Each line below must be set down exactly; omit any image you find.

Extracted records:
= = =
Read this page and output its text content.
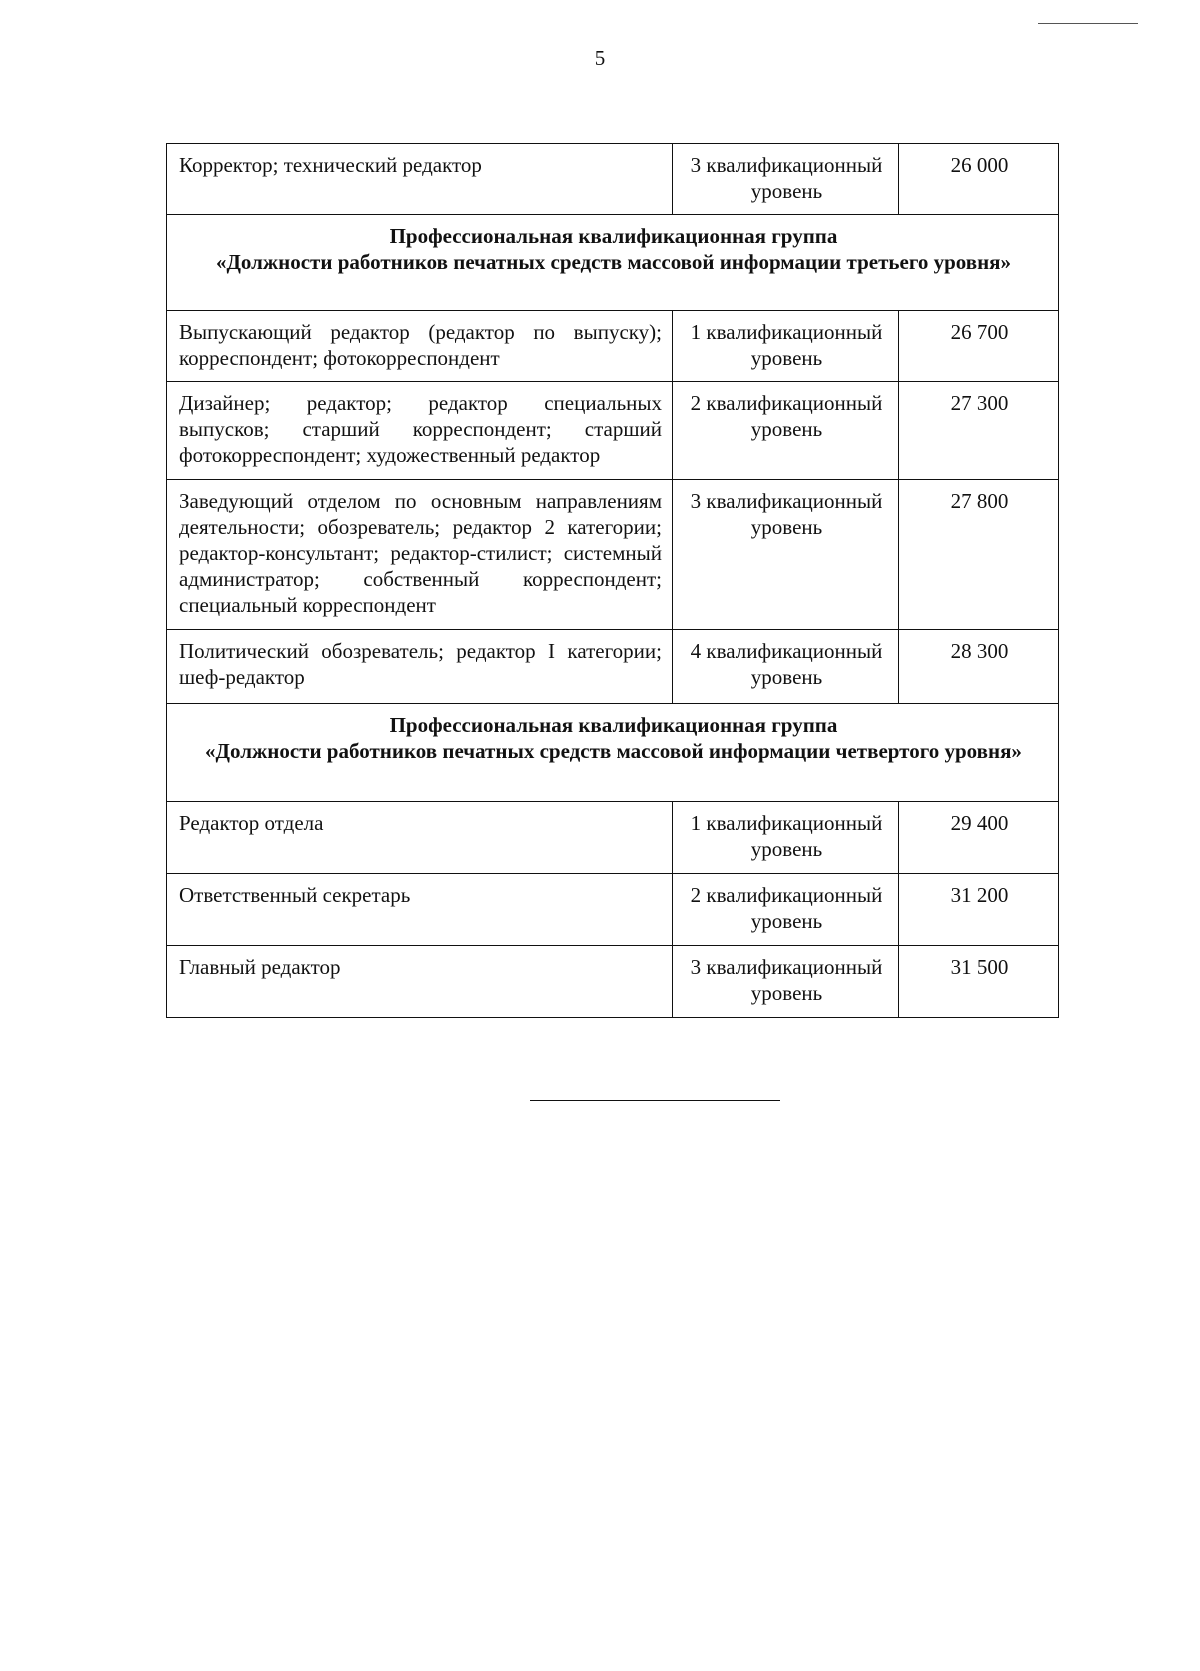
5
Корректор; технический редактор	3 квалификационный уровень	26 000

Профессиональная квалификационная группа
«Должности работников печатных средств массовой информации третьего уровня»		

Выпускающий редактор (редактор по выпуску); корреспондент; фотокорреспондент	1 квалификационный уровень	26 700
Дизайнер; редактор; редактор специальных выпусков; старший корреспондент; старший фотокорреспондент; художественный редактор	2 квалификационный уровень	27 300
Заведующий отделом по основным направлениям деятельности; обозреватель; редактор 2 категории; редактор-консультант; редактор-стилист; системный администратор; собственный корреспондент; специальный корреспондент	3 квалификационный уровень	27 800
Политический обозреватель; редактор I категории; шеф-редактор	4 квалификационный уровень	28 300

Профессиональная квалификационная группа
«Должности работников печатных средств массовой информации четвертого уровня»		

Редактор отдела	1 квалификационный уровень	29 400
Ответственный секретарь	2 квалификационный уровень	31 200
Главный редактор	3 квалификационный уровень	31 500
= = =
### Answer to this problem
Read this page and output its text content.
5
Корректор; технический редактор	3 квалификационный уровень	26 000

Профессиональная квалификационная группа
«Должности работников печатных средств массовой информации третьего уровня»		

Выпускающий редактор (редактор по выпуску); корреспондент; фотокорреспондент	1 квалификационный уровень	26 700
Дизайнер; редактор; редактор специальных выпусков; старший корреспондент; старший фотокорреспондент; художественный редактор	2 квалификационный уровень	27 300
Заведующий отделом по основным направлениям деятельности; обозреватель; редактор 2 категории; редактор-консультант; редактор-стилист; системный администратор; собственный корреспондент; специальный корреспондент	3 квалификационный уровень	27 800
Политический обозреватель; редактор I категории; шеф-редактор	4 квалификационный уровень	28 300

Профессиональная квалификационная группа
«Должности работников печатных средств массовой информации четвертого уровня»		

Редактор отдела	1 квалификационный уровень	29 400
Ответственный секретарь	2 квалификационный уровень	31 200
Главный редактор	3 квалификационный уровень	31 500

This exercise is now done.